** Exercise **
Repeat the data that follows, word for word, without the images.
____________________
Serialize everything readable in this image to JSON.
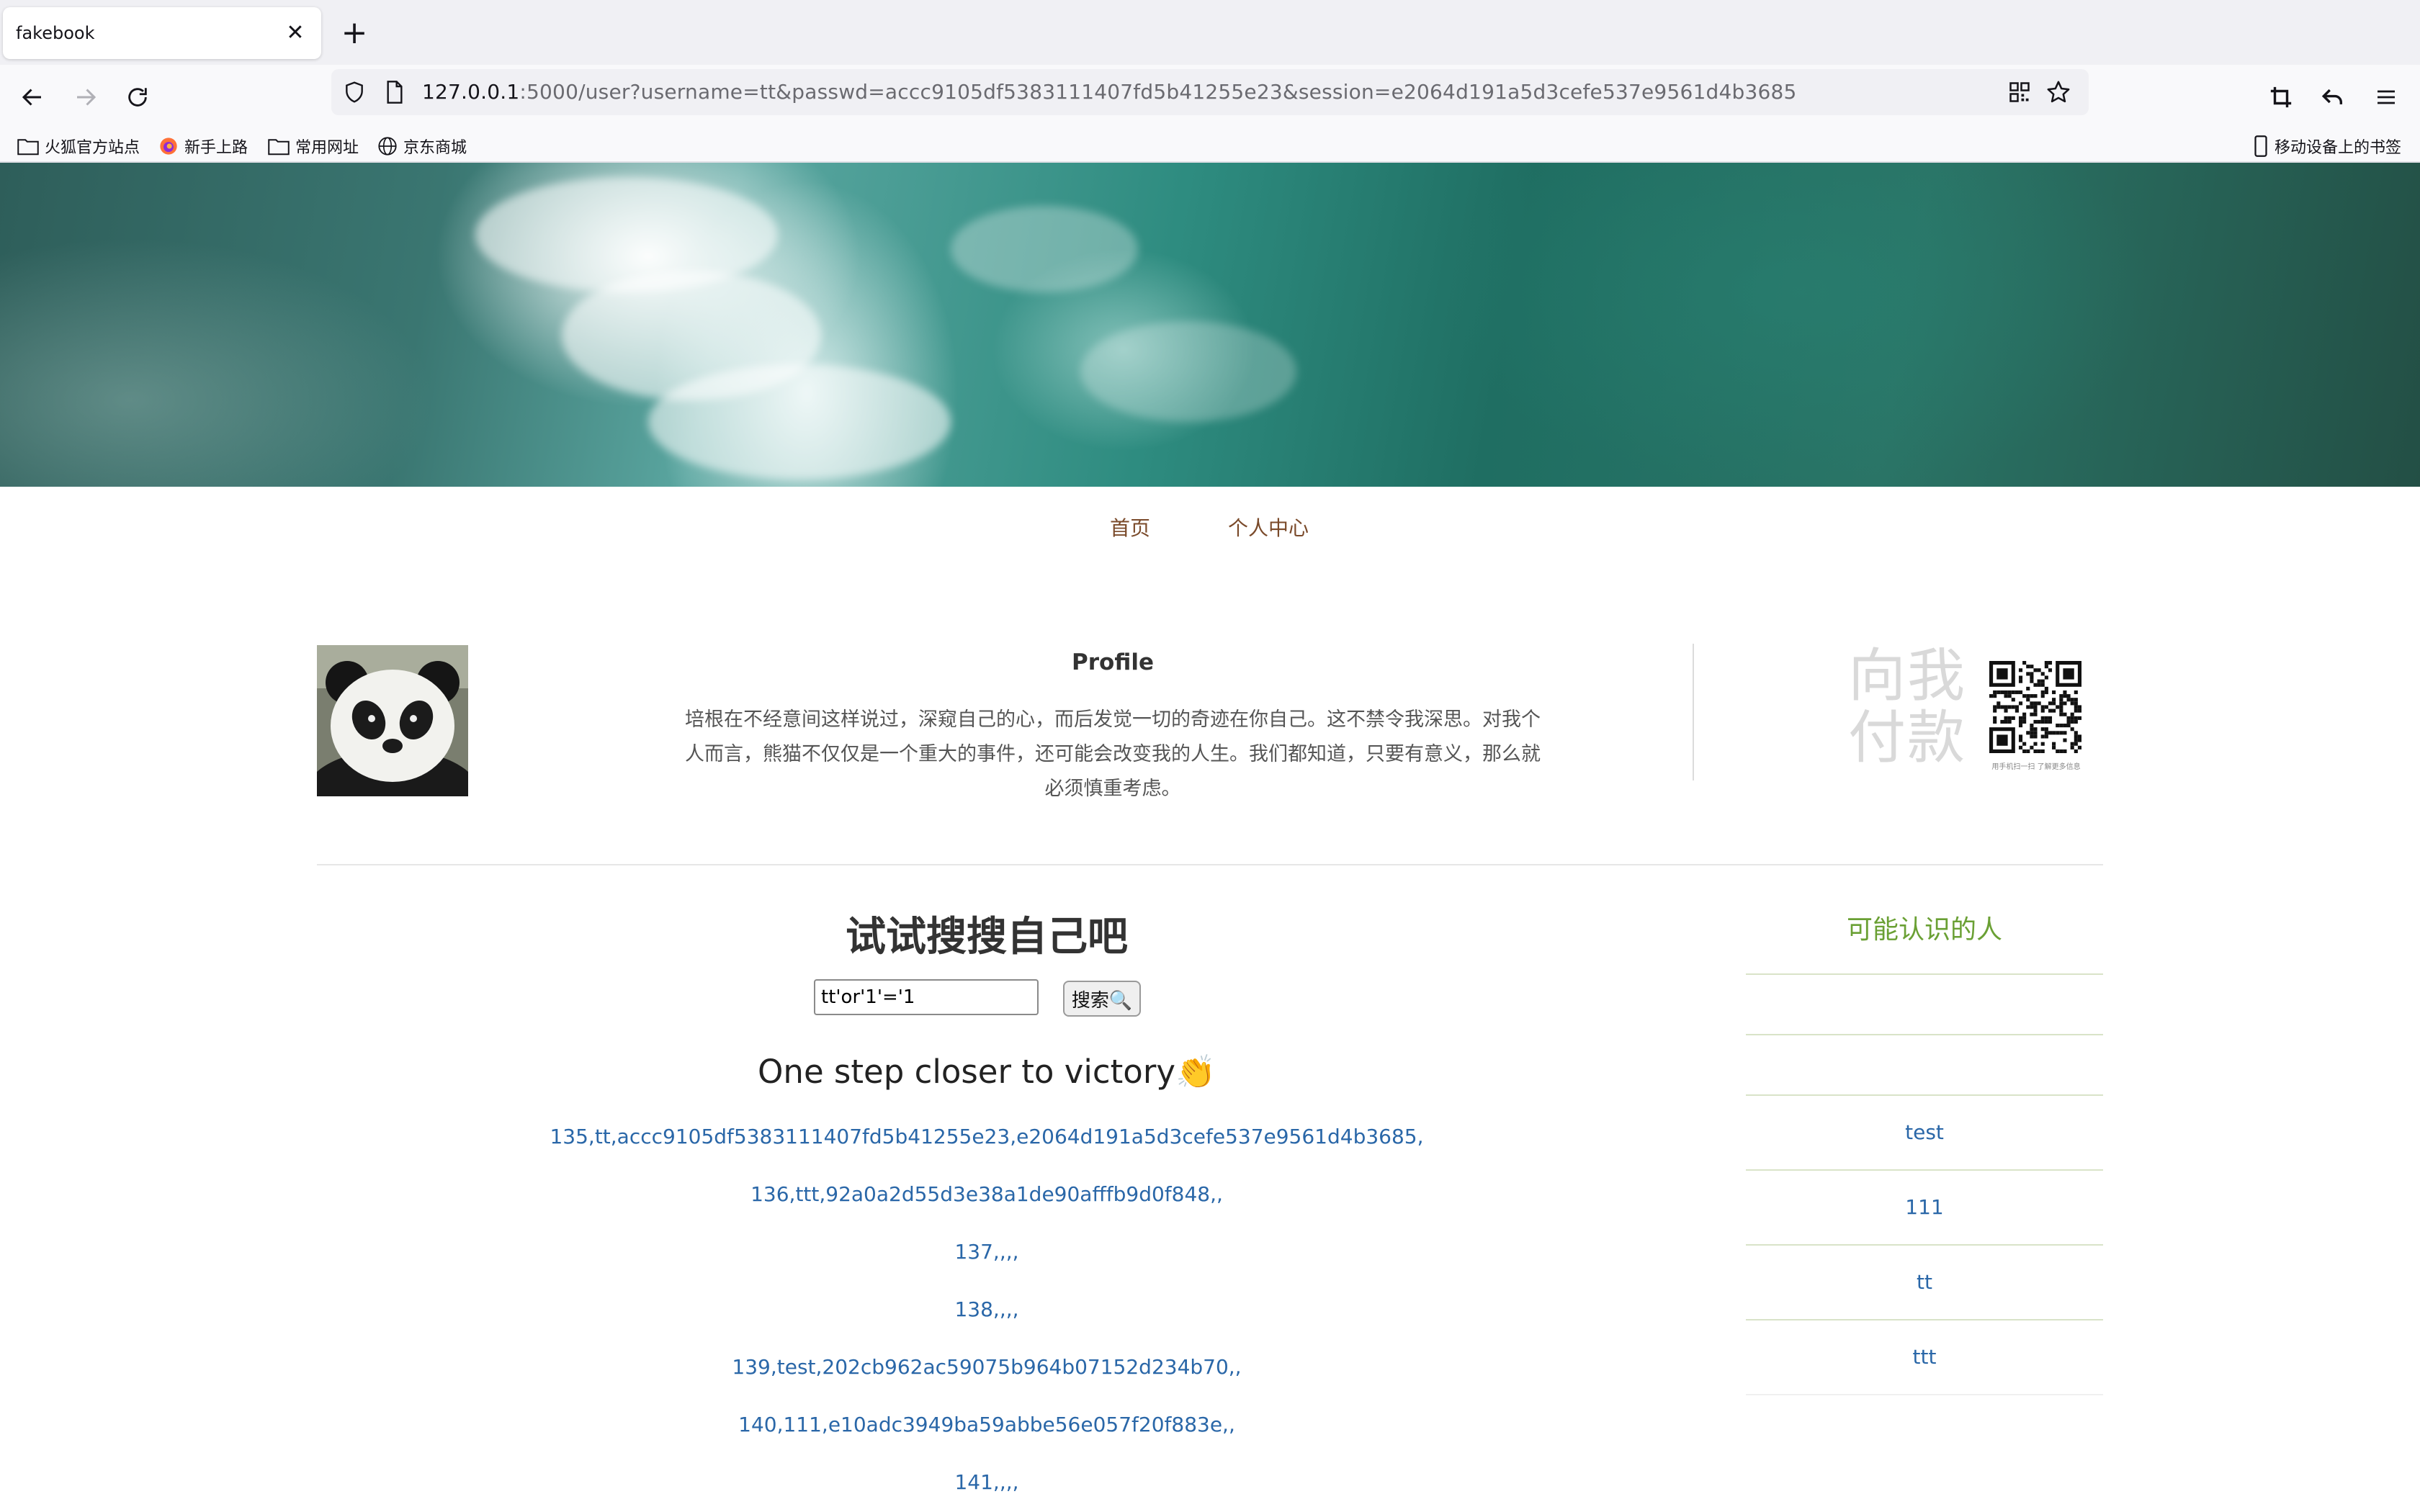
{
  "browser": {
    "tab_title": "fakebook",
    "url_host": "127.0.0.1",
    "url_rest": ":5000/user?username=tt&passwd=accc9105df5383111407fd5b41255e23&session=e2064d191a5d3cefe537e9561d4b3685",
    "bookmarks": [
      "火狐官方站点",
      "新手上路",
      "常用网址",
      "京东商城"
    ],
    "mobile_bookmarks": "移动设备上的书签"
  },
  "nav": {
    "home": "首页",
    "profile": "个人中心"
  },
  "profile": {
    "title": "Profile",
    "text": "培根在不经意间这样说过，深窥自己的心，而后发觉一切的奇迹在你自己。这不禁令我深思。对我个人而言，熊猫不仅仅是一个重大的事件，还可能会改变我的人生。我们都知道，只要有意义，那么就必须慎重考虑。",
    "pay_line1": "向我",
    "pay_line2": "付款",
    "qr_caption": "用手机扫一扫 了解更多信息"
  },
  "search": {
    "title": "试试搜搜自己吧",
    "input_value": "tt'or'1'='1",
    "button_label": "搜索🔍",
    "victory": "One step closer to victory👏",
    "results": [
      "135,tt,accc9105df5383111407fd5b41255e23,e2064d191a5d3cefe537e9561d4b3685,",
      "136,ttt,92a0a2d55d3e38a1de90afffb9d0f848,,",
      "137,,,,",
      "138,,,,",
      "139,test,202cb962ac59075b964b07152d234b70,,",
      "140,111,e10adc3949ba59abbe56e057f20f883e,,",
      "141,,,,"
    ]
  },
  "sidebar": {
    "title": "可能认识的人",
    "people": [
      "",
      "",
      "test",
      "111",
      "tt",
      "ttt"
    ]
  },
  "colors": {
    "link": "#2a67a8",
    "sidebar_title": "#6aa034",
    "nav_link": "#7a4a2a"
  }
}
____________________
** The answer **
Serialize everything readable in this image to JSON.
{
  "browser": {
    "tab_title": "fakebook",
    "url_host": "127.0.0.1",
    "url_rest": ":5000/user?username=tt&passwd=accc9105df5383111407fd5b41255e23&session=e2064d191a5d3cefe537e9561d4b3685",
    "bookmarks": [
      "火狐官方站点",
      "新手上路",
      "常用网址",
      "京东商城"
    ],
    "mobile_bookmarks": "移动设备上的书签"
  },
  "nav": {
    "home": "首页",
    "profile": "个人中心"
  },
  "profile": {
    "title": "Profile",
    "text": "培根在不经意间这样说过，深窥自己的心，而后发觉一切的奇迹在你自己。这不禁令我深思。对我个人而言，熊猫不仅仅是一个重大的事件，还可能会改变我的人生。我们都知道，只要有意义，那么就必须慎重考虑。",
    "pay_line1": "向我",
    "pay_line2": "付款",
    "qr_caption": "用手机扫一扫 了解更多信息"
  },
  "search": {
    "title": "试试搜搜自己吧",
    "input_value": "tt'or'1'='1",
    "button_label": "搜索🔍",
    "victory": "One step closer to victory👏",
    "results": [
      "135,tt,accc9105df5383111407fd5b41255e23,e2064d191a5d3cefe537e9561d4b3685,",
      "136,ttt,92a0a2d55d3e38a1de90afffb9d0f848,,",
      "137,,,,",
      "138,,,,",
      "139,test,202cb962ac59075b964b07152d234b70,,",
      "140,111,e10adc3949ba59abbe56e057f20f883e,,",
      "141,,,,"
    ]
  },
  "sidebar": {
    "title": "可能认识的人",
    "people": [
      "",
      "",
      "test",
      "111",
      "tt",
      "ttt"
    ]
  },
  "colors": {
    "link": "#2a67a8",
    "sidebar_title": "#6aa034",
    "nav_link": "#7a4a2a"
  }
}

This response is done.